## Given instruction:
Locate each line below that includes "page" and reproduce it.

## Provided material:
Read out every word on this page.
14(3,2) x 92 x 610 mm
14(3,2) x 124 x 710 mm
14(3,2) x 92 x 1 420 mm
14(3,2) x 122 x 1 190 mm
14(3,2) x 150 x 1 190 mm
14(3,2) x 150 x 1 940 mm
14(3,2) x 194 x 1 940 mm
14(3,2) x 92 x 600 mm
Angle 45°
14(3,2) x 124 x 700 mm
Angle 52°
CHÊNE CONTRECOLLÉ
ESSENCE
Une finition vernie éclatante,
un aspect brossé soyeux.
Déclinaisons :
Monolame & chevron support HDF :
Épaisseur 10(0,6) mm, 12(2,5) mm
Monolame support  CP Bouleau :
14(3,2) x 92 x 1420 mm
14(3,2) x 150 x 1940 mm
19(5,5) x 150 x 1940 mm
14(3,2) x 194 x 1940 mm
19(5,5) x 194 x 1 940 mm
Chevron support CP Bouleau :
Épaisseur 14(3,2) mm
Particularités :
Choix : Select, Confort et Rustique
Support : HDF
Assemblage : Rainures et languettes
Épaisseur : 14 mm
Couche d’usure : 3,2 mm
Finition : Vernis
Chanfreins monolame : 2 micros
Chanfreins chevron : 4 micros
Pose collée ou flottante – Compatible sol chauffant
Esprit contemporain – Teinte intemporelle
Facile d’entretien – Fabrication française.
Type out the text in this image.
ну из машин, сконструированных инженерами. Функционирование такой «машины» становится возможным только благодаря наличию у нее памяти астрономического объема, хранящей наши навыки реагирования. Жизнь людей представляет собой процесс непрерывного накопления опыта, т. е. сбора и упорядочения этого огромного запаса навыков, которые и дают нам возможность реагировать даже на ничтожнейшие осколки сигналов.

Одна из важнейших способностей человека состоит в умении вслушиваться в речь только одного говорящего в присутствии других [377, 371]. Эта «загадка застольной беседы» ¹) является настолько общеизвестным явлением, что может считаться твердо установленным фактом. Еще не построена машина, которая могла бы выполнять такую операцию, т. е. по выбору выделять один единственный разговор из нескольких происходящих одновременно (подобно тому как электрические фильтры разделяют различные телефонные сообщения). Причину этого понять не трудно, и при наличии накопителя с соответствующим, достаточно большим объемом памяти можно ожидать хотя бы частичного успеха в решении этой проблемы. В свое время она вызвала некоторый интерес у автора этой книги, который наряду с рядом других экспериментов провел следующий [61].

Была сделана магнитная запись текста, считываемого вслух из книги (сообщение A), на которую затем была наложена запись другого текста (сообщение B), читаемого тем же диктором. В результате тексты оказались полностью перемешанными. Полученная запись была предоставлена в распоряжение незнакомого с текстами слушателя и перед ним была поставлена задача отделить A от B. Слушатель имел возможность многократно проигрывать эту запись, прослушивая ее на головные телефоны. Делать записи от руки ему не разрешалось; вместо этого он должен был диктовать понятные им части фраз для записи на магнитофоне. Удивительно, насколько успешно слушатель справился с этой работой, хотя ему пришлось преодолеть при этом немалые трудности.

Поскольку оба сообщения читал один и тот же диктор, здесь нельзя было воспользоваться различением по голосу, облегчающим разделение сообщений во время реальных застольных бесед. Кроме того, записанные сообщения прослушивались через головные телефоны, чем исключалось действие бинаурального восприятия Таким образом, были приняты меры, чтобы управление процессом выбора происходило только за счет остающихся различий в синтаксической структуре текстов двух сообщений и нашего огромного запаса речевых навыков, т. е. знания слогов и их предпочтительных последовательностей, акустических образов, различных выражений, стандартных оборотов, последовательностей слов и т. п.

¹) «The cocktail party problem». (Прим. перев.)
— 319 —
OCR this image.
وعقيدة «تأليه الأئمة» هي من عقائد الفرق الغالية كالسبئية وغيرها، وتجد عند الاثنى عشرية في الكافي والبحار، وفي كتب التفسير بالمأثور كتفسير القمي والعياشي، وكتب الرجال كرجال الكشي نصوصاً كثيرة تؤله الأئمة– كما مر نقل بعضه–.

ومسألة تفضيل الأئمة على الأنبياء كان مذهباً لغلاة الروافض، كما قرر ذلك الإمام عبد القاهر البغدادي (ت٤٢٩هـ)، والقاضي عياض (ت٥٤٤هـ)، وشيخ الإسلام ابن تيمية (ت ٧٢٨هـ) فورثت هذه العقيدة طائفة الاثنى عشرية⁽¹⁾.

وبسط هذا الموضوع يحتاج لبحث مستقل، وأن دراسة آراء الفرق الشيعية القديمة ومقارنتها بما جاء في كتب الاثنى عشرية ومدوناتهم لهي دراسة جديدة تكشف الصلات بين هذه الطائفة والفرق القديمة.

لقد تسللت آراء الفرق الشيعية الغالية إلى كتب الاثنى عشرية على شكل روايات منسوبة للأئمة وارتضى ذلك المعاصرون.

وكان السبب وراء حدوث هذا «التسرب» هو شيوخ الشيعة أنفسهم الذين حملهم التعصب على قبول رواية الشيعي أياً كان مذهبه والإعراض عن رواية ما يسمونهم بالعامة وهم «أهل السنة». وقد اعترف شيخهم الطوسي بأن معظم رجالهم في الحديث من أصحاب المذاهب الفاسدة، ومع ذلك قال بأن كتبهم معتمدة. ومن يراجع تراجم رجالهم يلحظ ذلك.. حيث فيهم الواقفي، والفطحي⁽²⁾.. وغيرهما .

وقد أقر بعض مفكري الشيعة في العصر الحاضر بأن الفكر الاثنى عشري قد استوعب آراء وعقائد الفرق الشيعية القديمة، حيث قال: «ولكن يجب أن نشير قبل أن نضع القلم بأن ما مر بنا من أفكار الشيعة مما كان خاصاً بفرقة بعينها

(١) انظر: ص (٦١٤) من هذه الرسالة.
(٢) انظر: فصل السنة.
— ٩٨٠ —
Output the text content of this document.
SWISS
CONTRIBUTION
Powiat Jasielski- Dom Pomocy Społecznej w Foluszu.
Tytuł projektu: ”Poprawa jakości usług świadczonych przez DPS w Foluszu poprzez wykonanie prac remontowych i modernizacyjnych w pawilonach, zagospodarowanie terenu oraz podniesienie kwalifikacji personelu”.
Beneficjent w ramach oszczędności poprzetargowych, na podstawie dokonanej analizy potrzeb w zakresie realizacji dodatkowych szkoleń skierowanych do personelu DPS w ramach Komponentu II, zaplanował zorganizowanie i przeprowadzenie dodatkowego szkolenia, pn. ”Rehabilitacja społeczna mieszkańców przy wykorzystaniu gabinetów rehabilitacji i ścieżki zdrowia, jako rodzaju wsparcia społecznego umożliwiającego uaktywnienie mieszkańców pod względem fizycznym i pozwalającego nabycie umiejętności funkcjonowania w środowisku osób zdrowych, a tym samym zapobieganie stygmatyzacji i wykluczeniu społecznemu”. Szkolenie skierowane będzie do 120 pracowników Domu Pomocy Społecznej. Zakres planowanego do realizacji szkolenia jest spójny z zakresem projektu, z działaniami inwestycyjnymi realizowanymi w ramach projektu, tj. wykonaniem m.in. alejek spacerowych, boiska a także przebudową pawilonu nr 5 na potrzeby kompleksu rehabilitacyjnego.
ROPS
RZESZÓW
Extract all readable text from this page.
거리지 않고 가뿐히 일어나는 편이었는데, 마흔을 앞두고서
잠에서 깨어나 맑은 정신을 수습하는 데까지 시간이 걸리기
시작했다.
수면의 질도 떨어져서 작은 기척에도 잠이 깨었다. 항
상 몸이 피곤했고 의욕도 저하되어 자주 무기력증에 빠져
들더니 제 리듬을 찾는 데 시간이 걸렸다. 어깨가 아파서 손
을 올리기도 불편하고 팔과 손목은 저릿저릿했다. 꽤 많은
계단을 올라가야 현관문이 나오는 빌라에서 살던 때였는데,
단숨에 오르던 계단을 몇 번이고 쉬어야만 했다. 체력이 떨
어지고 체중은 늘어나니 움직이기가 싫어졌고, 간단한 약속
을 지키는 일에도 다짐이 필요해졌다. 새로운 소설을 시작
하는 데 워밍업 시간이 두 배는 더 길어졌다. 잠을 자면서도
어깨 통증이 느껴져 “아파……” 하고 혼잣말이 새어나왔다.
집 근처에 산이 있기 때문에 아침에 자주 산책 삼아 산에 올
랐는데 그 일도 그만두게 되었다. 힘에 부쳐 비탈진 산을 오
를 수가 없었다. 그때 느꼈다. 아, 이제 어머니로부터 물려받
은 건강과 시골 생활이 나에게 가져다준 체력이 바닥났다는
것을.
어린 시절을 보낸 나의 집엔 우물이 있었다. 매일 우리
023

## Answer to the exercise:
Read out every word on this page.
Extract all readable text from this page.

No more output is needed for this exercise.